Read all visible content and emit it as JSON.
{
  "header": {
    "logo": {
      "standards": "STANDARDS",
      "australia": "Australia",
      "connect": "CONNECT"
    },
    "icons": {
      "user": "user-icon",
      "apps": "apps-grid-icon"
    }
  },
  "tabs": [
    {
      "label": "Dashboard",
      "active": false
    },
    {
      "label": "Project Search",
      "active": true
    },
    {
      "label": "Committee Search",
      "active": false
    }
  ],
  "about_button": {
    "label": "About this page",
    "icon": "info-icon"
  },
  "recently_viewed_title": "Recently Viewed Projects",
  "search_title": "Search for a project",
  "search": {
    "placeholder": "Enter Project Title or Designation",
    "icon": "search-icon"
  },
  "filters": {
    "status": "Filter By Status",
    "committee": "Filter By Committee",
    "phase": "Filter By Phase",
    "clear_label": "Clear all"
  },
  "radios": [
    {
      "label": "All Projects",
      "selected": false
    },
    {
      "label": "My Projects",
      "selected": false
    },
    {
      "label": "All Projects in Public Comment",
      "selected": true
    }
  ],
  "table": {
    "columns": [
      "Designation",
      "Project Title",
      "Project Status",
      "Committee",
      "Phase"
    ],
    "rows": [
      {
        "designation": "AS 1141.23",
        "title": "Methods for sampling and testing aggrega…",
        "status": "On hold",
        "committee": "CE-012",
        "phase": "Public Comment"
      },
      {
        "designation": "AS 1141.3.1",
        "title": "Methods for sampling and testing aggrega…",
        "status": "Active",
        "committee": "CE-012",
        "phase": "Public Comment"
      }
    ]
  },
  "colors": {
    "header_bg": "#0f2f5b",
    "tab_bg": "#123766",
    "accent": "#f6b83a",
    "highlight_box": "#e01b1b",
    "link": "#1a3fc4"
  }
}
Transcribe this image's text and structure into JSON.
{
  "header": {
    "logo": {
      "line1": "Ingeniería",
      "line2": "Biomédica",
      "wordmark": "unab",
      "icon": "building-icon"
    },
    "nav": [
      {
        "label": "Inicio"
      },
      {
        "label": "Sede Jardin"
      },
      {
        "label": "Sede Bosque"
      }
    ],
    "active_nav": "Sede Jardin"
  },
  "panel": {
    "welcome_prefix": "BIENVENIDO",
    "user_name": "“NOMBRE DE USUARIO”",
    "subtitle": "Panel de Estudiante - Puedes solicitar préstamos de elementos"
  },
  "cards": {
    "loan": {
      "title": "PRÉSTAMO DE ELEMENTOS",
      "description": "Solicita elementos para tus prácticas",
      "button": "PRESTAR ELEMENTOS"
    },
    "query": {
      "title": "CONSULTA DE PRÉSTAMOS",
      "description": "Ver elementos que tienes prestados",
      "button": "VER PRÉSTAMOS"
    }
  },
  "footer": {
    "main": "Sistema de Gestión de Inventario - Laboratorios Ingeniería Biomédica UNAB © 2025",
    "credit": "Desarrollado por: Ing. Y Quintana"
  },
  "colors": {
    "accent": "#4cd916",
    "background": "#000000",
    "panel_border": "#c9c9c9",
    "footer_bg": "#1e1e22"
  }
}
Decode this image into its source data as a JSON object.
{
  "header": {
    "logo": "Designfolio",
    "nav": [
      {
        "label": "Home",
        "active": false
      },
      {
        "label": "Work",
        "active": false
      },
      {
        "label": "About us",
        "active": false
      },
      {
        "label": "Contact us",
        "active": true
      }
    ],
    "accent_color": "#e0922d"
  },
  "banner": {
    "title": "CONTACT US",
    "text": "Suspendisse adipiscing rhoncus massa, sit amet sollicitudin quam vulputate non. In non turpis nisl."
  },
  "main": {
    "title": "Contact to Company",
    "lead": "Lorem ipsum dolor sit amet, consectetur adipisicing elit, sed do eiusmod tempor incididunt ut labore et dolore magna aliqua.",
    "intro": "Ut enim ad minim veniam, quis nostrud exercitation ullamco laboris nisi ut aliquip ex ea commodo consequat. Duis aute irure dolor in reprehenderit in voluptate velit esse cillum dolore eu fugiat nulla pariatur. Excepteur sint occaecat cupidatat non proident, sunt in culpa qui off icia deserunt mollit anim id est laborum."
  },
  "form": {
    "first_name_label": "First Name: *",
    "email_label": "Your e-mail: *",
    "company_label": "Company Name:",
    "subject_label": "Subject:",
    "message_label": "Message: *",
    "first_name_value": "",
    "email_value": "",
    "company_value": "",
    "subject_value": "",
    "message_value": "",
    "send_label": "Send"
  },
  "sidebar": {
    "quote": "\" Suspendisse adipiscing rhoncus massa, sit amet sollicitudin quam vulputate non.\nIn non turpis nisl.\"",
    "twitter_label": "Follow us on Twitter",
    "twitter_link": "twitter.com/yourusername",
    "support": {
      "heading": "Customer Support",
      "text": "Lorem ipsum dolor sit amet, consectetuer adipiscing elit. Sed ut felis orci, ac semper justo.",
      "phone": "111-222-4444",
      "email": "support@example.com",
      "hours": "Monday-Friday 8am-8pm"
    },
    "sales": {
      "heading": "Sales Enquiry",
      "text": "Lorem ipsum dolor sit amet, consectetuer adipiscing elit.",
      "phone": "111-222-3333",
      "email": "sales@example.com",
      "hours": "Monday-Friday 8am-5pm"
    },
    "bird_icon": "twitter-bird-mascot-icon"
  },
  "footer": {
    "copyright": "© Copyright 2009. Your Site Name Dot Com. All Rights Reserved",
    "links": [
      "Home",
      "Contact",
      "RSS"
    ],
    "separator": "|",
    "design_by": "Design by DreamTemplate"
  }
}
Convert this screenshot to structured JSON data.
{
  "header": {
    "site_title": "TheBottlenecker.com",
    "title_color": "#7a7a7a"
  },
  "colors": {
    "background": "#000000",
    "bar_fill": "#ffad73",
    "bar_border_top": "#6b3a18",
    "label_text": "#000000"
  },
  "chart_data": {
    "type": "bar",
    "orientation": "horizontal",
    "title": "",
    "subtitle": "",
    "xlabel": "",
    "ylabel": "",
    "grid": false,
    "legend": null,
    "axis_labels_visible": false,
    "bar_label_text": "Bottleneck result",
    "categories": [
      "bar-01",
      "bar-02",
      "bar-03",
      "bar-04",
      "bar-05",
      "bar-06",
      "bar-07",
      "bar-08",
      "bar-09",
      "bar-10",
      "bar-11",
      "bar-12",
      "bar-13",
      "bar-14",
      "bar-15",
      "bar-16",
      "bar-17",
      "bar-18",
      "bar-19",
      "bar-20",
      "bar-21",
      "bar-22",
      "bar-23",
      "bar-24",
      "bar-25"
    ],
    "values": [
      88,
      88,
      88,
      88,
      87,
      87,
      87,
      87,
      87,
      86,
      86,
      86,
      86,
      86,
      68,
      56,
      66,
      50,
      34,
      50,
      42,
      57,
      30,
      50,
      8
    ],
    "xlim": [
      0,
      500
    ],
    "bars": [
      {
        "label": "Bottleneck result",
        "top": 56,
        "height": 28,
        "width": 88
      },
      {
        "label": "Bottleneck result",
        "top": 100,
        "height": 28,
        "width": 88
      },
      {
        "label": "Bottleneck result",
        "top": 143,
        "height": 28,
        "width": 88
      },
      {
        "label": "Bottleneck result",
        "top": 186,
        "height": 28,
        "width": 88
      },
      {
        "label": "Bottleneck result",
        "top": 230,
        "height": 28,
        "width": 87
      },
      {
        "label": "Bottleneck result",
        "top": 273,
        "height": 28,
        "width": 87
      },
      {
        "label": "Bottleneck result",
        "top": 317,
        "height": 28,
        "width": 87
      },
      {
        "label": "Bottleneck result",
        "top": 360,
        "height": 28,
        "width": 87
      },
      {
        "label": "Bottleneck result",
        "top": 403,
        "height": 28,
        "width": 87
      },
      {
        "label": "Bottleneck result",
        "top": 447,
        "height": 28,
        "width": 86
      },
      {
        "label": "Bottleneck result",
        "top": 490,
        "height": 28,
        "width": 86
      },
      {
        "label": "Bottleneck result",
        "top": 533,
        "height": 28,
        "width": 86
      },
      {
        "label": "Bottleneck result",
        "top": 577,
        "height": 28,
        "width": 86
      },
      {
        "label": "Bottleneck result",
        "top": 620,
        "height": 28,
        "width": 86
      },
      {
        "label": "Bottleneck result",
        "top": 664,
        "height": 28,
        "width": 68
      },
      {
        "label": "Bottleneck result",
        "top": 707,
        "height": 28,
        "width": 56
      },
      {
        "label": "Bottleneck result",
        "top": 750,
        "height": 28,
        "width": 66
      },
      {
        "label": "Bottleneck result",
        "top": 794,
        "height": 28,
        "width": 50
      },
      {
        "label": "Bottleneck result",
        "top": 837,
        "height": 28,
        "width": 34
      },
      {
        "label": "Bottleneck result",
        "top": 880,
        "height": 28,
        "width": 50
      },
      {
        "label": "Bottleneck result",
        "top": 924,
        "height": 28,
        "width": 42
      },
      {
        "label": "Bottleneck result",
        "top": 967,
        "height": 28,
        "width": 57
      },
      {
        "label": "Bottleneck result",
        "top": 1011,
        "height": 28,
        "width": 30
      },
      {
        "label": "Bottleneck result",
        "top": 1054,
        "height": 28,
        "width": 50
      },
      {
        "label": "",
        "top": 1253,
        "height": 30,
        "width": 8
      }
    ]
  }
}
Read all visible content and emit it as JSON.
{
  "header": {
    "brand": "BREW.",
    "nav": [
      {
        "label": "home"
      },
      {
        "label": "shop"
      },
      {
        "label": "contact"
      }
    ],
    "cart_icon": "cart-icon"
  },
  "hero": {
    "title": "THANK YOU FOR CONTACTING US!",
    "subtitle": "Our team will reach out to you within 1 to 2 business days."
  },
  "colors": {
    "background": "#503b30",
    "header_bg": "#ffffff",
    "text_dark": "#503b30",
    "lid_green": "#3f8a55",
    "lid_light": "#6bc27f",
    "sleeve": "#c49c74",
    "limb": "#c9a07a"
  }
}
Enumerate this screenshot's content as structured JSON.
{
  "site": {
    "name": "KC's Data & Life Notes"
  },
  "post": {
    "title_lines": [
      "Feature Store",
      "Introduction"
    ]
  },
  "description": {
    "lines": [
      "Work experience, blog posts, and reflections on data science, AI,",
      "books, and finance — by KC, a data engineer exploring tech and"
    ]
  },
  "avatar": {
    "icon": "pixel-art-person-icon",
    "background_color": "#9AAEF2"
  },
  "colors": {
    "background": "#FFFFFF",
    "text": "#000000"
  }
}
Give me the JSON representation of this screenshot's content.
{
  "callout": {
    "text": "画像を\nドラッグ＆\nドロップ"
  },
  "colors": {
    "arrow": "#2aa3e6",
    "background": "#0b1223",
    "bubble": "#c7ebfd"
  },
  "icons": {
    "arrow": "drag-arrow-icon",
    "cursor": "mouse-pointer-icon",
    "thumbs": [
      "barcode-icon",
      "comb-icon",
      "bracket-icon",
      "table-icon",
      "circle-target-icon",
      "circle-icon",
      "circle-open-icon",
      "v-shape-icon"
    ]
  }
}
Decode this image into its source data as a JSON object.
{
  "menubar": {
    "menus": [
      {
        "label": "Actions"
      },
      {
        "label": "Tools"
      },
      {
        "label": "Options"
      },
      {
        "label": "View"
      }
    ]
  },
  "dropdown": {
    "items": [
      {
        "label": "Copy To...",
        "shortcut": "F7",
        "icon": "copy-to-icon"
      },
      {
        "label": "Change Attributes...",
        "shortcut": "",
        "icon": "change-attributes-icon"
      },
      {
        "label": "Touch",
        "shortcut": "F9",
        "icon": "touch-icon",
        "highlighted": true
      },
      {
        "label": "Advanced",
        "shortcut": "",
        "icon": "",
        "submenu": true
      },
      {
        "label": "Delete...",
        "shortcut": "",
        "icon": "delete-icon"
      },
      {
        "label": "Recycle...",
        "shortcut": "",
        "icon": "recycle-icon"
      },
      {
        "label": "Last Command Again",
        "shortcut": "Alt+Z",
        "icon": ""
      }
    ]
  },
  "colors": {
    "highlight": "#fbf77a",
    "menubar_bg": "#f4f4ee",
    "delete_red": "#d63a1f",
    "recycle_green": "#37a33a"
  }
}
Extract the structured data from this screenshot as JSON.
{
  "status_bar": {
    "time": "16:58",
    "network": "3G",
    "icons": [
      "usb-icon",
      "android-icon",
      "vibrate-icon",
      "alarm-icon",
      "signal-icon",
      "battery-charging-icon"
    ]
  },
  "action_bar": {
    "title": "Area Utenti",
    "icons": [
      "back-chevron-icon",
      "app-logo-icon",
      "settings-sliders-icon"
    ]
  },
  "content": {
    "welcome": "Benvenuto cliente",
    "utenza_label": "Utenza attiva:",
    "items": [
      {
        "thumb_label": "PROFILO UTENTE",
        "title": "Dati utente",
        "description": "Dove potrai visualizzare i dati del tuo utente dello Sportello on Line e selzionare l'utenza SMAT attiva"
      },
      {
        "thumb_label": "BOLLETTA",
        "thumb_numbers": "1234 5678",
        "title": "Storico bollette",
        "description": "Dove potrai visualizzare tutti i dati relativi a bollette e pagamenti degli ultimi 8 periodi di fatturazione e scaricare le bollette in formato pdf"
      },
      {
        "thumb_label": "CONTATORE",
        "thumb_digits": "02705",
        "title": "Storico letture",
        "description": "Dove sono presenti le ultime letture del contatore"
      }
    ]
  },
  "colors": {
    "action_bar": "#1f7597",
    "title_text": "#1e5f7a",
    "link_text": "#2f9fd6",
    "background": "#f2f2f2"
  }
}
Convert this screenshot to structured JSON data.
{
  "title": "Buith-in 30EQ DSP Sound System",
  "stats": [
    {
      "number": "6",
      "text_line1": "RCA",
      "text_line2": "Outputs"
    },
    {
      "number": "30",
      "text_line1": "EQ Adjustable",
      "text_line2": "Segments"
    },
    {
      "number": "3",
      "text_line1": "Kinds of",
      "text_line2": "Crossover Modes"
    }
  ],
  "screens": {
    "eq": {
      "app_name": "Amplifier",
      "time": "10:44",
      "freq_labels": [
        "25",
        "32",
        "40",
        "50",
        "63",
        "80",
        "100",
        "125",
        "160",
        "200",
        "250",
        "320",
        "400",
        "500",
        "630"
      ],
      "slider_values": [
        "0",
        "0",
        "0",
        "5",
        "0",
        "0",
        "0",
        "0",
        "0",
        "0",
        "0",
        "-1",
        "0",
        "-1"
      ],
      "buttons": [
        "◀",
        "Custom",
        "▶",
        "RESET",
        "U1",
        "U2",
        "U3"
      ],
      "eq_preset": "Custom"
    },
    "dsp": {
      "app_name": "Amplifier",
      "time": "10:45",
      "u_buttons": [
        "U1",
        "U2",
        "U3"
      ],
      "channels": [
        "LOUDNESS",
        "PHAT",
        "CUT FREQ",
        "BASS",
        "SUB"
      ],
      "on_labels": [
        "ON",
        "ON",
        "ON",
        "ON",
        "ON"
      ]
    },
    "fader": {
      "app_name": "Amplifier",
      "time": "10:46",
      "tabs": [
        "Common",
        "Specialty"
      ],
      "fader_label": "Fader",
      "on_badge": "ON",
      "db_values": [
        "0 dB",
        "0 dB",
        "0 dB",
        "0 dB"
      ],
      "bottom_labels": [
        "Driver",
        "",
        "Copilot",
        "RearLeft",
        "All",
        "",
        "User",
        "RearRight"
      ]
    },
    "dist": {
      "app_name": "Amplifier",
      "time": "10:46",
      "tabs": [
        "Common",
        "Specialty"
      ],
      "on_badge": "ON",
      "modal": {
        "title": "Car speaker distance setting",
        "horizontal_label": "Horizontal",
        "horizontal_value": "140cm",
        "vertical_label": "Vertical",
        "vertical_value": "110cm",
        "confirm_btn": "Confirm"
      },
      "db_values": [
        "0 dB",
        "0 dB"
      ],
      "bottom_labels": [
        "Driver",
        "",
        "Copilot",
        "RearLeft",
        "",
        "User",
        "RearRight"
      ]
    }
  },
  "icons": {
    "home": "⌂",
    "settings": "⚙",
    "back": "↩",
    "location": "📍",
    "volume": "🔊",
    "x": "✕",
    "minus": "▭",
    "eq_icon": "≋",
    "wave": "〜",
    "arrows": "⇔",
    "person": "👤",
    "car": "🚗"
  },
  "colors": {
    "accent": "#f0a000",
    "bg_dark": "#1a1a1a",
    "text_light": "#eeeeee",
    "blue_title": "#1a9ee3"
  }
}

= = = = = = =

Copy each line containing the word "Dove" from the data.

▸ **Response**:
        "description": "Dove potrai visualizzare i dati del tuo utente dello Sportello on Line e selzionare l'utenza SMAT attiva"
        "description": "Dove potrai visualizzare tutti i dati relativi a bollette e pagamenti degli ultimi 8 periodi di fatturazione e scaricare le bollette in formato pdf"
        "description": "Dove sono presenti le ultime letture del contatore"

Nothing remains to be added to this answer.